▼

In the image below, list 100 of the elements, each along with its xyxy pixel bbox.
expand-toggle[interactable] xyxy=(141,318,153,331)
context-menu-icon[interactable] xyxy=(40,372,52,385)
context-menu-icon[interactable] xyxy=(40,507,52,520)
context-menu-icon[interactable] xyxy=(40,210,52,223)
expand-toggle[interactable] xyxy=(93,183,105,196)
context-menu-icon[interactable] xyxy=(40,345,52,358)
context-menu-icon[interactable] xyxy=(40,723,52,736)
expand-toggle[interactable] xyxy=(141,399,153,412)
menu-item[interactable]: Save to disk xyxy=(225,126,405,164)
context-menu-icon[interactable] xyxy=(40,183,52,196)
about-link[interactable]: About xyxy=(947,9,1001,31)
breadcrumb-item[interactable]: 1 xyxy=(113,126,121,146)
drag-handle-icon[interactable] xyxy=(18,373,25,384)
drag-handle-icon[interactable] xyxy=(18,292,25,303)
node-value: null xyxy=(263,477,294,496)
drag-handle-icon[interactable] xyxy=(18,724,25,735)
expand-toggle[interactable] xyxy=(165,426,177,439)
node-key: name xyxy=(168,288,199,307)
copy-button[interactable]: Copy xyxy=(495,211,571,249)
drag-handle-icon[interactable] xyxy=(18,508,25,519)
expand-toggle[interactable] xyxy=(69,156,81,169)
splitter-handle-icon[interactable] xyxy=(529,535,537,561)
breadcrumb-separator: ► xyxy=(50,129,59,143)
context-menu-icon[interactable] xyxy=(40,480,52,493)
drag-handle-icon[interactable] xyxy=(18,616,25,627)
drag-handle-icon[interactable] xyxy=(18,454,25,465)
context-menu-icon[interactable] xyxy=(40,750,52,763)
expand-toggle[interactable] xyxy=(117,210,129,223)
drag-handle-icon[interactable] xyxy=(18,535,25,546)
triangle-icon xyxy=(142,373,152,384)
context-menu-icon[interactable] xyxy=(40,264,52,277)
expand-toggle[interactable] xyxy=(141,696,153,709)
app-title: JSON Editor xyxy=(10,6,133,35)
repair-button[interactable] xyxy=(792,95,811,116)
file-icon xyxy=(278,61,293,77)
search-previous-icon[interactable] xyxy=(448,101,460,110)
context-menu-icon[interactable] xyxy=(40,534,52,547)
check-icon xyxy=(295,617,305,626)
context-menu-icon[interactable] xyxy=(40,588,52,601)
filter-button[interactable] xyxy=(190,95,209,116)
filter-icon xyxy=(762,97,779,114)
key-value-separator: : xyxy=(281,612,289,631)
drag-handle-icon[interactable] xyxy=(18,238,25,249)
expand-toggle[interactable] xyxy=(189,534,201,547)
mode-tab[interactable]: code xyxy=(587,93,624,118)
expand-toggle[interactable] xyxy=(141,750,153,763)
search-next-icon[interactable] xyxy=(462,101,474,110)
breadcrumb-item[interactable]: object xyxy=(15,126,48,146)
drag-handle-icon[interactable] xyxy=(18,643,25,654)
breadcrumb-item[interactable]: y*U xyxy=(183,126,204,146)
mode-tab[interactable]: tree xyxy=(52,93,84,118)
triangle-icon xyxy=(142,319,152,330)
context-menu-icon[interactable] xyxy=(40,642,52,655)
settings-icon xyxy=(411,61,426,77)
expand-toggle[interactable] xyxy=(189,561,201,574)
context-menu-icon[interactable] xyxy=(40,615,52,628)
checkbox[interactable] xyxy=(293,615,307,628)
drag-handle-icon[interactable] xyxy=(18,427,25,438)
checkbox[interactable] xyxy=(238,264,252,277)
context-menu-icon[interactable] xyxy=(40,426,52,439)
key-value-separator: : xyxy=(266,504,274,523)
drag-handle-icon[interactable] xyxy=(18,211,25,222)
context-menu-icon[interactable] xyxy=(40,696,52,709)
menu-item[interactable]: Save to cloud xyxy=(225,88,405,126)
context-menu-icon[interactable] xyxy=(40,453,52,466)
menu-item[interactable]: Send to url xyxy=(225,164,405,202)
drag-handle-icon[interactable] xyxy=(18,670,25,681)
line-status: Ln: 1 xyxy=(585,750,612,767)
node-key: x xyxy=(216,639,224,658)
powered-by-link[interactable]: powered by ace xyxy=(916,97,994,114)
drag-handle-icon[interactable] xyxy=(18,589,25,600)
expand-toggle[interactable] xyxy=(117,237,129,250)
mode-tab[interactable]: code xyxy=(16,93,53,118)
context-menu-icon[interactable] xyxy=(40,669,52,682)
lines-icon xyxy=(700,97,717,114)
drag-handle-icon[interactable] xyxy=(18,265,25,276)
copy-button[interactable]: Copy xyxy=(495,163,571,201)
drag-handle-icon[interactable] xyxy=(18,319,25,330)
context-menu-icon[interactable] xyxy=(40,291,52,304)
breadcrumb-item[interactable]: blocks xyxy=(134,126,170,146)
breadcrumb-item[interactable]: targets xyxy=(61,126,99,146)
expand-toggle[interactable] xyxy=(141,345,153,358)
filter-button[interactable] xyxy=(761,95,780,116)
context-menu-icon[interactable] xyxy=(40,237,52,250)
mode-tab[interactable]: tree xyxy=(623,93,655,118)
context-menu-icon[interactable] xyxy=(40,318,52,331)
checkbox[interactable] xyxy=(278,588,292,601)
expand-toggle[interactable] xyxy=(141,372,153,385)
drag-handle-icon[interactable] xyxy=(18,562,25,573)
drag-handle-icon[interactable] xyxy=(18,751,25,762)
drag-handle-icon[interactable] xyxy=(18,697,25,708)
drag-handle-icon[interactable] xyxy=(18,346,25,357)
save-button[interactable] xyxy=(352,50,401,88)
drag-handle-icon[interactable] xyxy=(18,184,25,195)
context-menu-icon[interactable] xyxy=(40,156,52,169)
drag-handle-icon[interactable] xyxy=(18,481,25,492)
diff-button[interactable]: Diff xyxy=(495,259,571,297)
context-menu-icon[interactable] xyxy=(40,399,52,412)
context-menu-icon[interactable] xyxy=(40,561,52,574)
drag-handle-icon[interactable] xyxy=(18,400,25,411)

▲

PROMPT: Copy out every line of the data above word for word, with nothing changed or left out.

ANSWER TO THIS TASK:
In the image below, list 100 of the elements, each along with its xyxy pixel bbox.
expand-toggle[interactable] xyxy=(141,318,153,331)
context-menu-icon[interactable] xyxy=(40,372,52,385)
context-menu-icon[interactable] xyxy=(40,507,52,520)
context-menu-icon[interactable] xyxy=(40,210,52,223)
expand-toggle[interactable] xyxy=(93,183,105,196)
context-menu-icon[interactable] xyxy=(40,345,52,358)
context-menu-icon[interactable] xyxy=(40,723,52,736)
expand-toggle[interactable] xyxy=(141,399,153,412)
menu-item[interactable]: Save to disk xyxy=(225,126,405,164)
context-menu-icon[interactable] xyxy=(40,183,52,196)
about-link[interactable]: About xyxy=(947,9,1001,31)
breadcrumb-item[interactable]: 1 xyxy=(113,126,121,146)
drag-handle-icon[interactable] xyxy=(18,373,25,384)
drag-handle-icon[interactable] xyxy=(18,292,25,303)
node-value: null xyxy=(263,477,294,496)
drag-handle-icon[interactable] xyxy=(18,724,25,735)
expand-toggle[interactable] xyxy=(165,426,177,439)
node-key: name xyxy=(168,288,199,307)
copy-button[interactable]: Copy xyxy=(495,211,571,249)
drag-handle-icon[interactable] xyxy=(18,508,25,519)
expand-toggle[interactable] xyxy=(69,156,81,169)
splitter-handle-icon[interactable] xyxy=(529,535,537,561)
breadcrumb-separator: ► xyxy=(50,129,59,143)
context-menu-icon[interactable] xyxy=(40,480,52,493)
drag-handle-icon[interactable] xyxy=(18,616,25,627)
drag-handle-icon[interactable] xyxy=(18,454,25,465)
context-menu-icon[interactable] xyxy=(40,750,52,763)
expand-toggle[interactable] xyxy=(117,210,129,223)
drag-handle-icon[interactable] xyxy=(18,535,25,546)
triangle-icon xyxy=(142,373,152,384)
context-menu-icon[interactable] xyxy=(40,264,52,277)
expand-toggle[interactable] xyxy=(141,696,153,709)
app-title: JSON Editor xyxy=(10,6,133,35)
repair-button[interactable] xyxy=(792,95,811,116)
file-icon xyxy=(278,61,293,77)
search-previous-icon[interactable] xyxy=(448,101,460,110)
context-menu-icon[interactable] xyxy=(40,534,52,547)
check-icon xyxy=(295,617,305,626)
context-menu-icon[interactable] xyxy=(40,588,52,601)
filter-button[interactable] xyxy=(190,95,209,116)
filter-icon xyxy=(762,97,779,114)
key-value-separator: : xyxy=(281,612,289,631)
drag-handle-icon[interactable] xyxy=(18,238,25,249)
expand-toggle[interactable] xyxy=(189,534,201,547)
mode-tab[interactable]: code xyxy=(587,93,624,118)
expand-toggle[interactable] xyxy=(141,750,153,763)
search-next-icon[interactable] xyxy=(462,101,474,110)
breadcrumb-item[interactable]: object xyxy=(15,126,48,146)
drag-handle-icon[interactable] xyxy=(18,643,25,654)
breadcrumb-item[interactable]: y*U xyxy=(183,126,204,146)
mode-tab[interactable]: tree xyxy=(52,93,84,118)
triangle-icon xyxy=(142,319,152,330)
context-menu-icon[interactable] xyxy=(40,642,52,655)
settings-icon xyxy=(411,61,426,77)
expand-toggle[interactable] xyxy=(189,561,201,574)
context-menu-icon[interactable] xyxy=(40,615,52,628)
checkbox[interactable] xyxy=(293,615,307,628)
drag-handle-icon[interactable] xyxy=(18,427,25,438)
checkbox[interactable] xyxy=(238,264,252,277)
context-menu-icon[interactable] xyxy=(40,426,52,439)
key-value-separator: : xyxy=(266,504,274,523)
drag-handle-icon[interactable] xyxy=(18,211,25,222)
context-menu-icon[interactable] xyxy=(40,696,52,709)
menu-item[interactable]: Save to cloud xyxy=(225,88,405,126)
context-menu-icon[interactable] xyxy=(40,453,52,466)
menu-item[interactable]: Send to url xyxy=(225,164,405,202)
drag-handle-icon[interactable] xyxy=(18,670,25,681)
line-status: Ln: 1 xyxy=(585,750,612,767)
node-key: x xyxy=(216,639,224,658)
powered-by-link[interactable]: powered by ace xyxy=(916,97,994,114)
drag-handle-icon[interactable] xyxy=(18,589,25,600)
expand-toggle[interactable] xyxy=(117,237,129,250)
mode-tab[interactable]: code xyxy=(16,93,53,118)
context-menu-icon[interactable] xyxy=(40,669,52,682)
lines-icon xyxy=(700,97,717,114)
drag-handle-icon[interactable] xyxy=(18,265,25,276)
copy-button[interactable]: Copy xyxy=(495,163,571,201)
drag-handle-icon[interactable] xyxy=(18,319,25,330)
context-menu-icon[interactable] xyxy=(40,291,52,304)
breadcrumb-item[interactable]: blocks xyxy=(134,126,170,146)
breadcrumb-item[interactable]: targets xyxy=(61,126,99,146)
expand-toggle[interactable] xyxy=(141,345,153,358)
filter-button[interactable] xyxy=(761,95,780,116)
context-menu-icon[interactable] xyxy=(40,237,52,250)
mode-tab[interactable]: tree xyxy=(623,93,655,118)
context-menu-icon[interactable] xyxy=(40,318,52,331)
checkbox[interactable] xyxy=(278,588,292,601)
expand-toggle[interactable] xyxy=(141,372,153,385)
drag-handle-icon[interactable] xyxy=(18,562,25,573)
drag-handle-icon[interactable] xyxy=(18,751,25,762)
drag-handle-icon[interactable] xyxy=(18,697,25,708)
drag-handle-icon[interactable] xyxy=(18,346,25,357)
save-button[interactable] xyxy=(352,50,401,88)
drag-handle-icon[interactable] xyxy=(18,184,25,195)
context-menu-icon[interactable] xyxy=(40,156,52,169)
drag-handle-icon[interactable] xyxy=(18,481,25,492)
diff-button[interactable]: Diff xyxy=(495,259,571,297)
context-menu-icon[interactable] xyxy=(40,399,52,412)
context-menu-icon[interactable] xyxy=(40,561,52,574)
drag-handle-icon[interactable] xyxy=(18,400,25,411)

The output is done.